- [SET EXERCISE]: Return all lines in the material below that contain "color".

- [RECORDS PROVIDED]:
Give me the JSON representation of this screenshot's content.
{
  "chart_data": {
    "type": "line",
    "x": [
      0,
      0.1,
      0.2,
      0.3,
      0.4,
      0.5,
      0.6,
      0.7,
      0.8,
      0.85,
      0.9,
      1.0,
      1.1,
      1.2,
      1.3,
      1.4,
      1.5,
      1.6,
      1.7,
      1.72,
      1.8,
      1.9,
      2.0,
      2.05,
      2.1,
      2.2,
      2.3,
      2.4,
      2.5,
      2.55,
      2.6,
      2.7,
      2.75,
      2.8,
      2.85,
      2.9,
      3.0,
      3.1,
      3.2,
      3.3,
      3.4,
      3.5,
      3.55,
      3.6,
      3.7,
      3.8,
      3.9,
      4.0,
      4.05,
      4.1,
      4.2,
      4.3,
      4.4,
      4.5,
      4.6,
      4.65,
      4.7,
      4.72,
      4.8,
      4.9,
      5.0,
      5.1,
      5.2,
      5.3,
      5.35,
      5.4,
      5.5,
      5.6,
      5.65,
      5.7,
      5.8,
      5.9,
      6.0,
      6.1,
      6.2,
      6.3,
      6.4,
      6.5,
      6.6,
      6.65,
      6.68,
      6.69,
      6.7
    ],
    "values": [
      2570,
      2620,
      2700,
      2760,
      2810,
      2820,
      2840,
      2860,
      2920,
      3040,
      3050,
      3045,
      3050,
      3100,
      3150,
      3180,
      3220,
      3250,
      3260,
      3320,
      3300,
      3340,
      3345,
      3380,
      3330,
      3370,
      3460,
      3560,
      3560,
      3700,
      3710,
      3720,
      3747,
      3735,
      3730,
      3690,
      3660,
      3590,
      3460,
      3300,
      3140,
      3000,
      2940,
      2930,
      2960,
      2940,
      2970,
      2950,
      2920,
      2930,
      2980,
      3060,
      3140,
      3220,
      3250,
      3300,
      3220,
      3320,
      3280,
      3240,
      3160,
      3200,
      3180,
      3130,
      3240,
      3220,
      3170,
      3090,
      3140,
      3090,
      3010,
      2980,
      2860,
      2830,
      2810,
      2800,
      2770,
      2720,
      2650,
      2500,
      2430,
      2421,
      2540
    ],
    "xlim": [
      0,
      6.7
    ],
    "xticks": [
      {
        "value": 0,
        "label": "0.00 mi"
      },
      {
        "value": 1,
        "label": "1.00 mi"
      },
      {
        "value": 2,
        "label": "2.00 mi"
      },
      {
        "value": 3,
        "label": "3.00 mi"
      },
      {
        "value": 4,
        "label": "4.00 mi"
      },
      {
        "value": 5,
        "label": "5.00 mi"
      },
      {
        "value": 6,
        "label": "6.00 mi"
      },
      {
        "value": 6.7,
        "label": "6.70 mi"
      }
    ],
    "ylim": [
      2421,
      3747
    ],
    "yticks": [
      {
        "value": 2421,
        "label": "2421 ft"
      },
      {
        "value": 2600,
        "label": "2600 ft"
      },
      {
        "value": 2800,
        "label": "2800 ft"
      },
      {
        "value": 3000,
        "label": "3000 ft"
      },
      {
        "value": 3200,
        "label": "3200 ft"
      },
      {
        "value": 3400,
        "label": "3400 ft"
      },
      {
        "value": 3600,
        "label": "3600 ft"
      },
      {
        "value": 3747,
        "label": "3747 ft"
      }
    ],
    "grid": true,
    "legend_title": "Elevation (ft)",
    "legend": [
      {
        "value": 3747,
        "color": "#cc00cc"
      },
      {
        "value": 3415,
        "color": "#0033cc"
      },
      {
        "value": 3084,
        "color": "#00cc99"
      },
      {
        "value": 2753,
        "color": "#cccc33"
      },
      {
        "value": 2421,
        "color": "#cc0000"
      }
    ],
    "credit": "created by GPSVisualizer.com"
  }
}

- [RESPONSE TO THE TASK]:
        "color": "#cc00cc"
        "color": "#0033cc"
        "color": "#00cc99"
        "color": "#cccc33"
        "color": "#cc0000"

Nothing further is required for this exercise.